[Start of Data for the task]

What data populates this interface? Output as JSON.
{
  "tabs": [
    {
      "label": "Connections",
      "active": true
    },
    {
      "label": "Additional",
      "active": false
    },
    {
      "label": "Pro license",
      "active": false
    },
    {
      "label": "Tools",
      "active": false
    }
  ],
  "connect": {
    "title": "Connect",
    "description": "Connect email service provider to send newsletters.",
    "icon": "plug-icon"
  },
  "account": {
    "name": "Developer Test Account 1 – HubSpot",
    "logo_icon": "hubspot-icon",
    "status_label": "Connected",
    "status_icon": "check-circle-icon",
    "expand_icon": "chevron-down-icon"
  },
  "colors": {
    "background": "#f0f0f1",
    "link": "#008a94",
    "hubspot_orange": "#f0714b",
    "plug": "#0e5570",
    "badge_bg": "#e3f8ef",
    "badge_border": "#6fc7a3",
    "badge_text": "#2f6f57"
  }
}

[End of Data for the task]
[Start of Data for the task]

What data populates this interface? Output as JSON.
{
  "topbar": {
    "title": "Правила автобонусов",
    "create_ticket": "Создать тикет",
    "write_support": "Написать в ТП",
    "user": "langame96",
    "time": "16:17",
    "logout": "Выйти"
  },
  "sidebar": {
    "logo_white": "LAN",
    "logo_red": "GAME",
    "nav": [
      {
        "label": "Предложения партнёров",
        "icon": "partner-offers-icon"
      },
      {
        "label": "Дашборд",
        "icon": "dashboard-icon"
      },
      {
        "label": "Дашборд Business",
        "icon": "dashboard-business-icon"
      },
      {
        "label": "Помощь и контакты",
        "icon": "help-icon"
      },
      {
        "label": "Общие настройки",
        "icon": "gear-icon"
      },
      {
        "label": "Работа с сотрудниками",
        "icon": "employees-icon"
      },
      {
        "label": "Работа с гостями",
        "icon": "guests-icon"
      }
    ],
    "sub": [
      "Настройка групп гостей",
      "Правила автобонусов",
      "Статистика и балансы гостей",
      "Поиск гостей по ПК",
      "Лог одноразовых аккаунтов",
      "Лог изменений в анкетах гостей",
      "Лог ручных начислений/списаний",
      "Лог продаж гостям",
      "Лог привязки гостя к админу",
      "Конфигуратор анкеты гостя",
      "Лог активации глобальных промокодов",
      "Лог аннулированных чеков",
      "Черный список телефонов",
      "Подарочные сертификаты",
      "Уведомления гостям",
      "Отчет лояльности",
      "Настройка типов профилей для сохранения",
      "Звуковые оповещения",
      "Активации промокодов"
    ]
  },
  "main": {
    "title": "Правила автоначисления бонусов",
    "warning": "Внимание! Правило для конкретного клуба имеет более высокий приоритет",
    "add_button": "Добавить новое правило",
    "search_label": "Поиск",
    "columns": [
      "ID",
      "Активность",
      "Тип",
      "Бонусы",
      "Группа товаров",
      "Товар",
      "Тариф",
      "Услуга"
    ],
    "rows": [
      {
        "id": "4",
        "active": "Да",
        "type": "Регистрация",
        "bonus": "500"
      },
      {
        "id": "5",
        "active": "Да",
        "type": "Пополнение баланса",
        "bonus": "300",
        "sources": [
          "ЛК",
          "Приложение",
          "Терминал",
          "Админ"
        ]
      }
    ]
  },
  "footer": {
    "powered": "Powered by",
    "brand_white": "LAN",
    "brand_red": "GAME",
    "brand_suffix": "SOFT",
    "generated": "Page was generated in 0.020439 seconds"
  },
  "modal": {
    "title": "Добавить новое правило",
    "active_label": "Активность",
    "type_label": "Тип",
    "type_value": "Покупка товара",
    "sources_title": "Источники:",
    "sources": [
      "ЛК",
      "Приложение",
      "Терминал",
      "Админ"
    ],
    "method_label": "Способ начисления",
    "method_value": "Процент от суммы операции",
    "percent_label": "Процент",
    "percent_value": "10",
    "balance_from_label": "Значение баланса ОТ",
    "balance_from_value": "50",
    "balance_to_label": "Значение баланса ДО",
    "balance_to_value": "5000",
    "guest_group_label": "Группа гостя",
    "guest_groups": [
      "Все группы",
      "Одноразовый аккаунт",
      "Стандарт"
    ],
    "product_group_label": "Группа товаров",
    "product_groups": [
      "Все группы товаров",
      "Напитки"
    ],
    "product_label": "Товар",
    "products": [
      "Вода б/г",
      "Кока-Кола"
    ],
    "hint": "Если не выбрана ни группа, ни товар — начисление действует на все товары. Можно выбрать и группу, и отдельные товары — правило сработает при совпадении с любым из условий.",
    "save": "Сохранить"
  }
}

[End of Data for the task]

• [Instructions to follow] Go through the records and pull out each line that includes the word "Правила".

• [Complete answer]
    "title": "Правила автобонусов",
      "Правила автобонусов",
    "title": "Правила автоначисления бонусов",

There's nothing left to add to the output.